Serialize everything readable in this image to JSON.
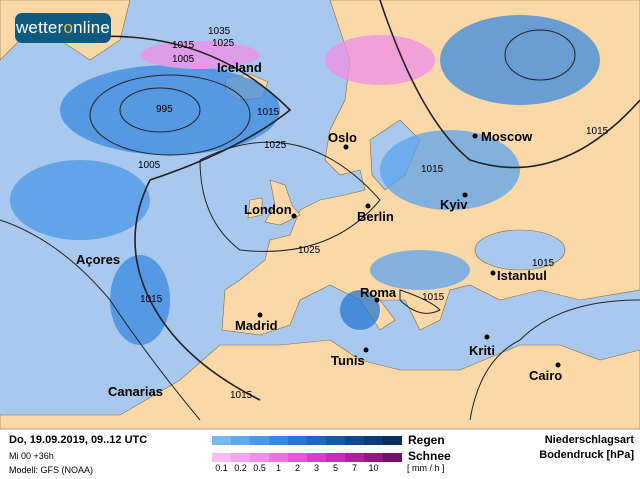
{
  "brand": {
    "logo_text_a": "wetter",
    "logo_text_o": "o",
    "logo_text_b": "nline"
  },
  "map": {
    "colors": {
      "ocean": "#a8c8ee",
      "land": "#fbd8a8",
      "rain": "#2f7fdc",
      "snow": "#f08ee8"
    },
    "cities": [
      "Iceland",
      "Oslo",
      "Moscow",
      "London",
      "Berlin",
      "Kyiv",
      "Açores",
      "Istanbul",
      "Madrid",
      "Roma",
      "Kriti",
      "Tunis",
      "Cairo",
      "Canarias"
    ],
    "isobars": [
      "1035",
      "1025",
      "1015",
      "1005",
      "995",
      "1015",
      "1025",
      "1005",
      "1015",
      "1015",
      "1025",
      "1015",
      "1015",
      "1015",
      "1015"
    ]
  },
  "legend": {
    "datetime": "Do, 19.09.2019, 09..12 UTC",
    "run": "Mi 00 +36h",
    "model": "Modell: GFS (NOAA)",
    "rain_label": "Regen",
    "snow_label": "Schnee",
    "unit": "[ mm / h ]",
    "ticks": [
      "0.1",
      "0.2",
      "0.5",
      "1",
      "2",
      "3",
      "5",
      "7",
      "10"
    ],
    "rain_colors": [
      "#7ab8f2",
      "#62a8ee",
      "#4a98e8",
      "#3488e0",
      "#2678d2",
      "#1c68c0",
      "#1558aa",
      "#104892",
      "#0c3a78",
      "#082c5e"
    ],
    "snow_colors": [
      "#f9bdf4",
      "#f5a5ef",
      "#f08ee8",
      "#ea74e0",
      "#e05ad8",
      "#d440cc",
      "#c030b8",
      "#a8249e",
      "#8c1a86",
      "#700f6c"
    ],
    "title1": "Niederschlagsart",
    "title2": "Bodendruck [hPa]"
  }
}
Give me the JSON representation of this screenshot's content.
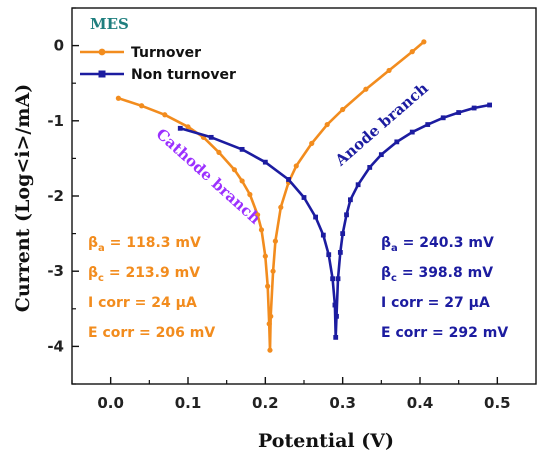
{
  "chart_data": {
    "type": "line",
    "title": "MES",
    "xlabel": "Potential (V)",
    "ylabel": "Current (Log<i>/mA)",
    "xlim": [
      -0.05,
      0.55
    ],
    "ylim": [
      -4.5,
      0.5
    ],
    "x_ticks": [
      0.0,
      0.1,
      0.2,
      0.3,
      0.4,
      0.5
    ],
    "x_tick_labels": [
      "0.0",
      "0.1",
      "0.2",
      "0.3",
      "0.4",
      "0.5"
    ],
    "y_ticks": [
      0,
      -1,
      -2,
      -3,
      -4
    ],
    "y_tick_labels": [
      "0",
      "-1",
      "-2",
      "-3",
      "-4"
    ],
    "legend_position": "top-left",
    "series": [
      {
        "name": "Turnover",
        "color": "#F28C1E",
        "marker": "circle",
        "x": [
          0.01,
          0.04,
          0.07,
          0.1,
          0.12,
          0.14,
          0.16,
          0.17,
          0.18,
          0.19,
          0.195,
          0.2,
          0.203,
          0.205,
          0.206,
          0.207,
          0.21,
          0.213,
          0.22,
          0.23,
          0.24,
          0.26,
          0.28,
          0.3,
          0.33,
          0.36,
          0.39,
          0.405
        ],
        "y": [
          -0.7,
          -0.8,
          -0.92,
          -1.08,
          -1.22,
          -1.42,
          -1.65,
          -1.8,
          -1.98,
          -2.25,
          -2.45,
          -2.8,
          -3.2,
          -3.7,
          -4.05,
          -3.6,
          -3.0,
          -2.6,
          -2.15,
          -1.82,
          -1.6,
          -1.3,
          -1.05,
          -0.85,
          -0.58,
          -0.33,
          -0.08,
          0.05
        ]
      },
      {
        "name": "Non turnover",
        "color": "#1C1CA0",
        "marker": "square",
        "x": [
          0.09,
          0.13,
          0.17,
          0.2,
          0.23,
          0.25,
          0.265,
          0.275,
          0.282,
          0.287,
          0.29,
          0.291,
          0.292,
          0.294,
          0.297,
          0.3,
          0.305,
          0.31,
          0.32,
          0.335,
          0.35,
          0.37,
          0.39,
          0.41,
          0.43,
          0.45,
          0.47,
          0.49
        ],
        "y": [
          -1.1,
          -1.22,
          -1.38,
          -1.55,
          -1.78,
          -2.02,
          -2.28,
          -2.52,
          -2.78,
          -3.1,
          -3.45,
          -3.88,
          -3.6,
          -3.1,
          -2.75,
          -2.5,
          -2.25,
          -2.05,
          -1.85,
          -1.62,
          -1.45,
          -1.28,
          -1.15,
          -1.05,
          -0.96,
          -0.89,
          -0.83,
          -0.79
        ]
      }
    ],
    "annotations": {
      "cathode": "Cathode branch",
      "anode": "Anode branch",
      "turnover_params": [
        {
          "main": "β",
          "sub": "a",
          "rest": " = 118.3 mV"
        },
        {
          "main": "β",
          "sub": "c",
          "rest": " = 213.9 mV"
        },
        {
          "main": "I corr = 24 μA",
          "sub": "",
          "rest": ""
        },
        {
          "main": "E corr = 206 mV",
          "sub": "",
          "rest": ""
        }
      ],
      "nonturnover_params": [
        {
          "main": "β",
          "sub": "a",
          "rest": " = 240.3 mV"
        },
        {
          "main": "β",
          "sub": "c",
          "rest": " = 398.8 mV"
        },
        {
          "main": "I corr = 27 μA",
          "sub": "",
          "rest": ""
        },
        {
          "main": "E corr = 292 mV",
          "sub": "",
          "rest": ""
        }
      ]
    },
    "colors": {
      "title": "#1F7F7F",
      "cathode_label": "#9B30FF",
      "anode_label": "#1C1CA0"
    }
  }
}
+-------+
■ **YOUR OBJECTIVE**
Return the listing above word for word, with the pictures removed.

■ **OUTPUT BELOW**
Serialize everything readable in this image to JSON.
{
  "brand": {
    "logo_text_a": "wetter",
    "logo_text_o": "o",
    "logo_text_b": "nline"
  },
  "map": {
    "colors": {
      "ocean": "#a8c8ee",
      "land": "#fbd8a8",
      "rain": "#2f7fdc",
      "snow": "#f08ee8"
    },
    "cities": [
      "Iceland",
      "Oslo",
      "Moscow",
      "London",
      "Berlin",
      "Kyiv",
      "Açores",
      "Istanbul",
      "Madrid",
      "Roma",
      "Kriti",
      "Tunis",
      "Cairo",
      "Canarias"
    ],
    "isobars": [
      "1035",
      "1025",
      "1015",
      "1005",
      "995",
      "1015",
      "1025",
      "1005",
      "1015",
      "1015",
      "1025",
      "1015",
      "1015",
      "1015",
      "1015"
    ]
  },
  "legend": {
    "datetime": "Do, 19.09.2019, 09..12 UTC",
    "run": "Mi 00 +36h",
    "model": "Modell: GFS (NOAA)",
    "rain_label": "Regen",
    "snow_label": "Schnee",
    "unit": "[ mm / h ]",
    "ticks": [
      "0.1",
      "0.2",
      "0.5",
      "1",
      "2",
      "3",
      "5",
      "7",
      "10"
    ],
    "rain_colors": [
      "#7ab8f2",
      "#62a8ee",
      "#4a98e8",
      "#3488e0",
      "#2678d2",
      "#1c68c0",
      "#1558aa",
      "#104892",
      "#0c3a78",
      "#082c5e"
    ],
    "snow_colors": [
      "#f9bdf4",
      "#f5a5ef",
      "#f08ee8",
      "#ea74e0",
      "#e05ad8",
      "#d440cc",
      "#c030b8",
      "#a8249e",
      "#8c1a86",
      "#700f6c"
    ],
    "title1": "Niederschlagsart",
    "title2": "Bodendruck [hPa]"
  }
}
Give me the JSON representation of this screenshot's content.
{
  "chart_data": {
    "type": "line",
    "title": "MES",
    "xlabel": "Potential (V)",
    "ylabel": "Current (Log<i>/mA)",
    "xlim": [
      -0.05,
      0.55
    ],
    "ylim": [
      -4.5,
      0.5
    ],
    "x_ticks": [
      0.0,
      0.1,
      0.2,
      0.3,
      0.4,
      0.5
    ],
    "x_tick_labels": [
      "0.0",
      "0.1",
      "0.2",
      "0.3",
      "0.4",
      "0.5"
    ],
    "y_ticks": [
      0,
      -1,
      -2,
      -3,
      -4
    ],
    "y_tick_labels": [
      "0",
      "-1",
      "-2",
      "-3",
      "-4"
    ],
    "legend_position": "top-left",
    "series": [
      {
        "name": "Turnover",
        "color": "#F28C1E",
        "marker": "circle",
        "x": [
          0.01,
          0.04,
          0.07,
          0.1,
          0.12,
          0.14,
          0.16,
          0.17,
          0.18,
          0.19,
          0.195,
          0.2,
          0.203,
          0.205,
          0.206,
          0.207,
          0.21,
          0.213,
          0.22,
          0.23,
          0.24,
          0.26,
          0.28,
          0.3,
          0.33,
          0.36,
          0.39,
          0.405
        ],
        "y": [
          -0.7,
          -0.8,
          -0.92,
          -1.08,
          -1.22,
          -1.42,
          -1.65,
          -1.8,
          -1.98,
          -2.25,
          -2.45,
          -2.8,
          -3.2,
          -3.7,
          -4.05,
          -3.6,
          -3.0,
          -2.6,
          -2.15,
          -1.82,
          -1.6,
          -1.3,
          -1.05,
          -0.85,
          -0.58,
          -0.33,
          -0.08,
          0.05
        ]
      },
      {
        "name": "Non turnover",
        "color": "#1C1CA0",
        "marker": "square",
        "x": [
          0.09,
          0.13,
          0.17,
          0.2,
          0.23,
          0.25,
          0.265,
          0.275,
          0.282,
          0.287,
          0.29,
          0.291,
          0.292,
          0.294,
          0.297,
          0.3,
          0.305,
          0.31,
          0.32,
          0.335,
          0.35,
          0.37,
          0.39,
          0.41,
          0.43,
          0.45,
          0.47,
          0.49
        ],
        "y": [
          -1.1,
          -1.22,
          -1.38,
          -1.55,
          -1.78,
          -2.02,
          -2.28,
          -2.52,
          -2.78,
          -3.1,
          -3.45,
          -3.88,
          -3.6,
          -3.1,
          -2.75,
          -2.5,
          -2.25,
          -2.05,
          -1.85,
          -1.62,
          -1.45,
          -1.28,
          -1.15,
          -1.05,
          -0.96,
          -0.89,
          -0.83,
          -0.79
        ]
      }
    ],
    "annotations": {
      "cathode": "Cathode branch",
      "anode": "Anode branch",
      "turnover_params": [
        {
          "main": "β",
          "sub": "a",
          "rest": " = 118.3 mV"
        },
        {
          "main": "β",
          "sub": "c",
          "rest": " = 213.9 mV"
        },
        {
          "main": "I corr = 24 μA",
          "sub": "",
          "rest": ""
        },
        {
          "main": "E corr = 206 mV",
          "sub": "",
          "rest": ""
        }
      ],
      "nonturnover_params": [
        {
          "main": "β",
          "sub": "a",
          "rest": " = 240.3 mV"
        },
        {
          "main": "β",
          "sub": "c",
          "rest": " = 398.8 mV"
        },
        {
          "main": "I corr = 27 μA",
          "sub": "",
          "rest": ""
        },
        {
          "main": "E corr = 292 mV",
          "sub": "",
          "rest": ""
        }
      ]
    },
    "colors": {
      "title": "#1F7F7F",
      "cathode_label": "#9B30FF",
      "anode_label": "#1C1CA0"
    }
  }
}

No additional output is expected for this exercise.